• **WHAT NEEDS TO BE DONE**: Using the material that follows, identify and copy each line with the string "text".
# # #
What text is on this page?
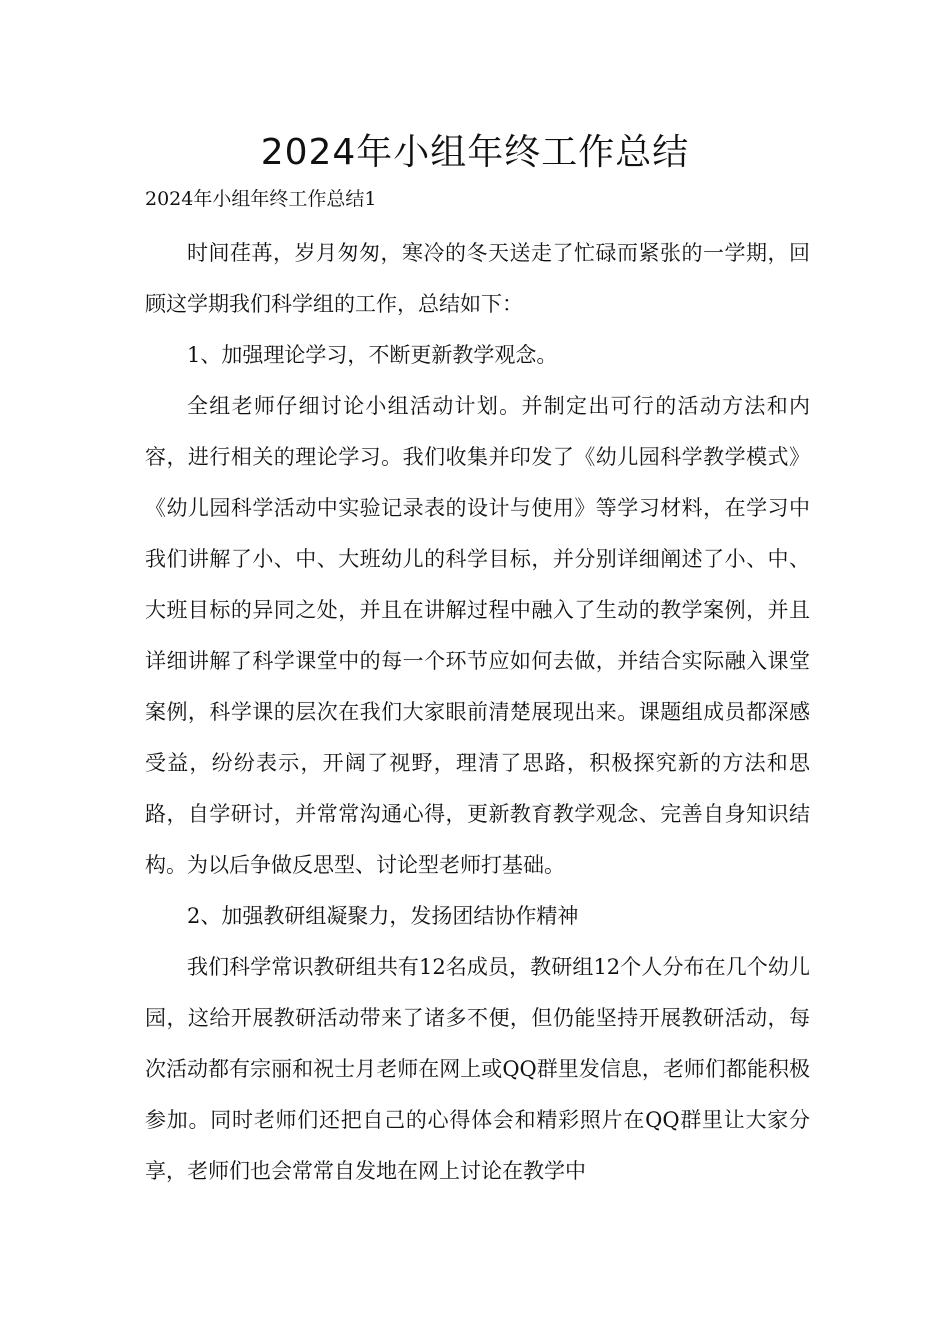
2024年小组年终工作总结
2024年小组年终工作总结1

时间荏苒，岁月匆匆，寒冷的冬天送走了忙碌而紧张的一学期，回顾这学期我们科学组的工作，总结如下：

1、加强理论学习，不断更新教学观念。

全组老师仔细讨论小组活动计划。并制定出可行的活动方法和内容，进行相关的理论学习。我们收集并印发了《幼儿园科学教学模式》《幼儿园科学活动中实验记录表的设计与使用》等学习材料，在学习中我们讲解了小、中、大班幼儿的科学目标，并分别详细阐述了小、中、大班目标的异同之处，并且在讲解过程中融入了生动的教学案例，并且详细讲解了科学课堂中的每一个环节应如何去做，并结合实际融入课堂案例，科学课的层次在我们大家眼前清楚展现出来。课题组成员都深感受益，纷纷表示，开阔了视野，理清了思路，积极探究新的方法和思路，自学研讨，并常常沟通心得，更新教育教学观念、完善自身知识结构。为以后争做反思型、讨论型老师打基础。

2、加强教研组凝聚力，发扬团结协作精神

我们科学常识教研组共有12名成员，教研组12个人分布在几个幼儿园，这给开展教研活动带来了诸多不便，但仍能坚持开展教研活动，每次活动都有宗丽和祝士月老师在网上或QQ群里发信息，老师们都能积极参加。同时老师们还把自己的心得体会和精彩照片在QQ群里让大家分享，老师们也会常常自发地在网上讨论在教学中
# # #
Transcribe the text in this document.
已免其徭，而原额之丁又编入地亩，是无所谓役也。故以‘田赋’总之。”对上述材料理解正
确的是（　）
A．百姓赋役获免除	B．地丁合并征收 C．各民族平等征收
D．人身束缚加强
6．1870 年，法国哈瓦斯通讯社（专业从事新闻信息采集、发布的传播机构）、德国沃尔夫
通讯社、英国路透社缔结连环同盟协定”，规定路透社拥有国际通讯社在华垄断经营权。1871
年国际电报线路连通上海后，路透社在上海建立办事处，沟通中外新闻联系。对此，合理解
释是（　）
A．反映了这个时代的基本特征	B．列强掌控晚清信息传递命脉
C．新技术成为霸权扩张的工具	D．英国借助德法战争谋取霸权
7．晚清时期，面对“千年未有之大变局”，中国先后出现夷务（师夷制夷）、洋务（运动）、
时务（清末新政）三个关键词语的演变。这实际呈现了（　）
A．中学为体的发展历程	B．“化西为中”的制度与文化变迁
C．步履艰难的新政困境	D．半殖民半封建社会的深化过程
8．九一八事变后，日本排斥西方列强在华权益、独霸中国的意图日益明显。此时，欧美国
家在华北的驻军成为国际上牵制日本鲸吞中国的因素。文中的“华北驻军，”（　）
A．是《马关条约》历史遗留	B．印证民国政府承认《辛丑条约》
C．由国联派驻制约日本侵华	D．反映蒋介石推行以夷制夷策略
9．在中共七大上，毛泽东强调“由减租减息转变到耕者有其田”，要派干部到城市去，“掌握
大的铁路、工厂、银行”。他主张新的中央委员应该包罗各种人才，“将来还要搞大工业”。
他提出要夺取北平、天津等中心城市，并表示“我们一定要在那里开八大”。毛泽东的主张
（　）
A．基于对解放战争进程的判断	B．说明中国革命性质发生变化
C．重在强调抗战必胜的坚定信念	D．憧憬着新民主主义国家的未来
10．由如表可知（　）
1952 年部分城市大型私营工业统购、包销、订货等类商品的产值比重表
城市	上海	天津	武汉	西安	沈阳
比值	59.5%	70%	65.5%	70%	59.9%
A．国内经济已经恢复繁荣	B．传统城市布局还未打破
# # #
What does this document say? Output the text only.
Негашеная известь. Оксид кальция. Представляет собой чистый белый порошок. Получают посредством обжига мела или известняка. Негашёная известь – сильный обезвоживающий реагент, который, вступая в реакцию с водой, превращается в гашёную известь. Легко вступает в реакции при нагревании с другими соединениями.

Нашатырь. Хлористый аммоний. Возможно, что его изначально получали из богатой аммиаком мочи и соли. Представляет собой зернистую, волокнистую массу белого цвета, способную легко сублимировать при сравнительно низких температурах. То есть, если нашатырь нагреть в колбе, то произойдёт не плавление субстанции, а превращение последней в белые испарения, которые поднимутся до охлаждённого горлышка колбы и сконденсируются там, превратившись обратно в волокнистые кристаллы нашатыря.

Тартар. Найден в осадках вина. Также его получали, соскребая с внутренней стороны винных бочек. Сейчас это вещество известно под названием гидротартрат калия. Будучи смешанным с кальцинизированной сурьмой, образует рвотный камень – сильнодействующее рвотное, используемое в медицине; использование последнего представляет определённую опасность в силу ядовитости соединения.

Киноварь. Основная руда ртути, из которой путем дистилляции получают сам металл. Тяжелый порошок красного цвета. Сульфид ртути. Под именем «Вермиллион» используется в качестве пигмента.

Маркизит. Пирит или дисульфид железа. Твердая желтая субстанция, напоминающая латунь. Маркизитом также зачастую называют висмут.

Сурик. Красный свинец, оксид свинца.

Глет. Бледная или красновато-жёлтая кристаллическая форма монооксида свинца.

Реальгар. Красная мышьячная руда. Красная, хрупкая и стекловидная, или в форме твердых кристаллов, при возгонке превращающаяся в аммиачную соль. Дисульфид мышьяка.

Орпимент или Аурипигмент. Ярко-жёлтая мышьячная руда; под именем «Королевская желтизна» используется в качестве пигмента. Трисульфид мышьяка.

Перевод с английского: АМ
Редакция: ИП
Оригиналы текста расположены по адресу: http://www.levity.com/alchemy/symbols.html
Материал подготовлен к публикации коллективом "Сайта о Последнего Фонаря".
# # #
• **EXERCISE SOLUTION**:
What text is on this page?
Transcribe the text in this document.
What does this document say? Output the text only.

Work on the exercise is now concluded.